# Objective
Each of the entries should be retyped precisely as it appears.

# Data shown
————————

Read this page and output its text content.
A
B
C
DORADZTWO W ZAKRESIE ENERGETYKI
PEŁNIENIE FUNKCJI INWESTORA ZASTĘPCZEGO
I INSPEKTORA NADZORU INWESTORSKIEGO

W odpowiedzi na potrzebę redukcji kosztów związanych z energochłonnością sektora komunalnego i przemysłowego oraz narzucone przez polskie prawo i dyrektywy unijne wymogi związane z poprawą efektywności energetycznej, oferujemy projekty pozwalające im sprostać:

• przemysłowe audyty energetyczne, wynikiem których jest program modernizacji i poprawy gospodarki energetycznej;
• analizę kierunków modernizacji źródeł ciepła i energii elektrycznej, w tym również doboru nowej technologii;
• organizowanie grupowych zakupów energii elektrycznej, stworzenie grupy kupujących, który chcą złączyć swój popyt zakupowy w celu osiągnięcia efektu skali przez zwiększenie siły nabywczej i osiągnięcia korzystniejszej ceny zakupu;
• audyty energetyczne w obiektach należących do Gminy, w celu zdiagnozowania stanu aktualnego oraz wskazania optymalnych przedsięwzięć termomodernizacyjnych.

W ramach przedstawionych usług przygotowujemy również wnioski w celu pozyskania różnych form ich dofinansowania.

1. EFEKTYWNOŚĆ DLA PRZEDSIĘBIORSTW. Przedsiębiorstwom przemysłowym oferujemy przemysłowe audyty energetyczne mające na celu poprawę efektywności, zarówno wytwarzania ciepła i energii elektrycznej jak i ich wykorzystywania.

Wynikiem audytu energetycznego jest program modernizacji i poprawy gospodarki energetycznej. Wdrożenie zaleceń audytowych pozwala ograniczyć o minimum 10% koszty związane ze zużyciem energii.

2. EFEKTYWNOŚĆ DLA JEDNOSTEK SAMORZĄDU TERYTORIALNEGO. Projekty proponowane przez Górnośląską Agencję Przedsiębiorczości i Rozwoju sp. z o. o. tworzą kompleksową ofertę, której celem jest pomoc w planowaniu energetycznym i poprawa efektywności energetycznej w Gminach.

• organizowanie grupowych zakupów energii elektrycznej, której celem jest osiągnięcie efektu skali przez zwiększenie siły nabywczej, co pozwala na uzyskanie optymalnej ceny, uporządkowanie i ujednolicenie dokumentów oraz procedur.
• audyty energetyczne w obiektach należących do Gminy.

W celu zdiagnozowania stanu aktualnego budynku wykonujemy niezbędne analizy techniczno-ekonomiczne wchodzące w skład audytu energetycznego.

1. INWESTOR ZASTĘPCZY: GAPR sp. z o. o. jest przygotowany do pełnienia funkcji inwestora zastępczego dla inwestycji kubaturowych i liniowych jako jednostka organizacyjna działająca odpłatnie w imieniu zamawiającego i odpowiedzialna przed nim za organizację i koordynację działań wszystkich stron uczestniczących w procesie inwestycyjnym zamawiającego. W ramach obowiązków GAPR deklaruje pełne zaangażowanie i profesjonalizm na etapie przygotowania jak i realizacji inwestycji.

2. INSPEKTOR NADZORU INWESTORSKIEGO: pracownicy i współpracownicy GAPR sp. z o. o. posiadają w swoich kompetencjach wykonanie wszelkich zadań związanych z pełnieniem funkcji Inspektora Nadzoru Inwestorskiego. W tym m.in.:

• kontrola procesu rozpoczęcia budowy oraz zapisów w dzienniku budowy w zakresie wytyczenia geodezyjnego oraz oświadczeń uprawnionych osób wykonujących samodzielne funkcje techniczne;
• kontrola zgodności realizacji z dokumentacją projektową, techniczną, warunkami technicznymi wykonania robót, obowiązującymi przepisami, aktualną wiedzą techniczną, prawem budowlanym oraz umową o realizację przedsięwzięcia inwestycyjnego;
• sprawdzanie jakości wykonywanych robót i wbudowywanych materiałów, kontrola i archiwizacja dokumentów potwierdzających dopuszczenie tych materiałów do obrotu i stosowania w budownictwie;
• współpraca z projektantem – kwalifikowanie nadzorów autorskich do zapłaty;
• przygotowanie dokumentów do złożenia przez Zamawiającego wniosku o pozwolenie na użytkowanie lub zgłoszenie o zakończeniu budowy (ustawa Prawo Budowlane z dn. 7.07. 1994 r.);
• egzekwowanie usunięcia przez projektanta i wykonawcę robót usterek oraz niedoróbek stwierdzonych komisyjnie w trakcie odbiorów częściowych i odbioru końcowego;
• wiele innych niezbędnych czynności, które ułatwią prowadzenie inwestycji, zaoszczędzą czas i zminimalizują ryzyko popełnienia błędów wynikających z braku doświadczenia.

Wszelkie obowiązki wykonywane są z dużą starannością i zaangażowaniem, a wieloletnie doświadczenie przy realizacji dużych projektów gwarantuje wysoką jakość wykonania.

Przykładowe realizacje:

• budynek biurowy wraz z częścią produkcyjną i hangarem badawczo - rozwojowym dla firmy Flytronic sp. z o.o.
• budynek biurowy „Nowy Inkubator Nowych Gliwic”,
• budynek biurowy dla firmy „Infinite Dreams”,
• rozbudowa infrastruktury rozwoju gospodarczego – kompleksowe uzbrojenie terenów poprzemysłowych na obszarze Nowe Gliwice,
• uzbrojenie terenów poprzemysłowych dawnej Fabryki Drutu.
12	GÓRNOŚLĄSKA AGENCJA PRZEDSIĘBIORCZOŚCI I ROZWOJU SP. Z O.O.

————————

# Result of the exercise
Read this page and output its text content.
A
B
C
DORADZTWO W ZAKRESIE ENERGETYKI
PEŁNIENIE FUNKCJI INWESTORA ZASTĘPCZEGO
I INSPEKTORA NADZORU INWESTORSKIEGO

W odpowiedzi na potrzebę redukcji kosztów związanych z energochłonnością sektora komunalnego i przemysłowego oraz narzucone przez polskie prawo i dyrektywy unijne wymogi związane z poprawą efektywności energetycznej, oferujemy projekty pozwalające im sprostać:

• przemysłowe audyty energetyczne, wynikiem których jest program modernizacji i poprawy gospodarki energetycznej;
• analizę kierunków modernizacji źródeł ciepła i energii elektrycznej, w tym również doboru nowej technologii;
• organizowanie grupowych zakupów energii elektrycznej, stworzenie grupy kupujących, który chcą złączyć swój popyt zakupowy w celu osiągnięcia efektu skali przez zwiększenie siły nabywczej i osiągnięcia korzystniejszej ceny zakupu;
• audyty energetyczne w obiektach należących do Gminy, w celu zdiagnozowania stanu aktualnego oraz wskazania optymalnych przedsięwzięć termomodernizacyjnych.

W ramach przedstawionych usług przygotowujemy również wnioski w celu pozyskania różnych form ich dofinansowania.

1. EFEKTYWNOŚĆ DLA PRZEDSIĘBIORSTW. Przedsiębiorstwom przemysłowym oferujemy przemysłowe audyty energetyczne mające na celu poprawę efektywności, zarówno wytwarzania ciepła i energii elektrycznej jak i ich wykorzystywania.

Wynikiem audytu energetycznego jest program modernizacji i poprawy gospodarki energetycznej. Wdrożenie zaleceń audytowych pozwala ograniczyć o minimum 10% koszty związane ze zużyciem energii.

2. EFEKTYWNOŚĆ DLA JEDNOSTEK SAMORZĄDU TERYTORIALNEGO. Projekty proponowane przez Górnośląską Agencję Przedsiębiorczości i Rozwoju sp. z o. o. tworzą kompleksową ofertę, której celem jest pomoc w planowaniu energetycznym i poprawa efektywności energetycznej w Gminach.

• organizowanie grupowych zakupów energii elektrycznej, której celem jest osiągnięcie efektu skali przez zwiększenie siły nabywczej, co pozwala na uzyskanie optymalnej ceny, uporządkowanie i ujednolicenie dokumentów oraz procedur.
• audyty energetyczne w obiektach należących do Gminy.

W celu zdiagnozowania stanu aktualnego budynku wykonujemy niezbędne analizy techniczno-ekonomiczne wchodzące w skład audytu energetycznego.

1. INWESTOR ZASTĘPCZY: GAPR sp. z o. o. jest przygotowany do pełnienia funkcji inwestora zastępczego dla inwestycji kubaturowych i liniowych jako jednostka organizacyjna działająca odpłatnie w imieniu zamawiającego i odpowiedzialna przed nim za organizację i koordynację działań wszystkich stron uczestniczących w procesie inwestycyjnym zamawiającego. W ramach obowiązków GAPR deklaruje pełne zaangażowanie i profesjonalizm na etapie przygotowania jak i realizacji inwestycji.

2. INSPEKTOR NADZORU INWESTORSKIEGO: pracownicy i współpracownicy GAPR sp. z o. o. posiadają w swoich kompetencjach wykonanie wszelkich zadań związanych z pełnieniem funkcji Inspektora Nadzoru Inwestorskiego. W tym m.in.:

• kontrola procesu rozpoczęcia budowy oraz zapisów w dzienniku budowy w zakresie wytyczenia geodezyjnego oraz oświadczeń uprawnionych osób wykonujących samodzielne funkcje techniczne;
• kontrola zgodności realizacji z dokumentacją projektową, techniczną, warunkami technicznymi wykonania robót, obowiązującymi przepisami, aktualną wiedzą techniczną, prawem budowlanym oraz umową o realizację przedsięwzięcia inwestycyjnego;
• sprawdzanie jakości wykonywanych robót i wbudowywanych materiałów, kontrola i archiwizacja dokumentów potwierdzających dopuszczenie tych materiałów do obrotu i stosowania w budownictwie;
• współpraca z projektantem – kwalifikowanie nadzorów autorskich do zapłaty;
• przygotowanie dokumentów do złożenia przez Zamawiającego wniosku o pozwolenie na użytkowanie lub zgłoszenie o zakończeniu budowy (ustawa Prawo Budowlane z dn. 7.07. 1994 r.);
• egzekwowanie usunięcia przez projektanta i wykonawcę robót usterek oraz niedoróbek stwierdzonych komisyjnie w trakcie odbiorów częściowych i odbioru końcowego;
• wiele innych niezbędnych czynności, które ułatwią prowadzenie inwestycji, zaoszczędzą czas i zminimalizują ryzyko popełnienia błędów wynikających z braku doświadczenia.

Wszelkie obowiązki wykonywane są z dużą starannością i zaangażowaniem, a wieloletnie doświadczenie przy realizacji dużych projektów gwarantuje wysoką jakość wykonania.

Przykładowe realizacje:

• budynek biurowy wraz z częścią produkcyjną i hangarem badawczo - rozwojowym dla firmy Flytronic sp. z o.o.
• budynek biurowy „Nowy Inkubator Nowych Gliwic”,
• budynek biurowy dla firmy „Infinite Dreams”,
• rozbudowa infrastruktury rozwoju gospodarczego – kompleksowe uzbrojenie terenów poprzemysłowych na obszarze Nowe Gliwice,
• uzbrojenie terenów poprzemysłowych dawnej Fabryki Drutu.
12	GÓRNOŚLĄSKA AGENCJA PRZEDSIĘBIORCZOŚCI I ROZWOJU SP. Z O.O.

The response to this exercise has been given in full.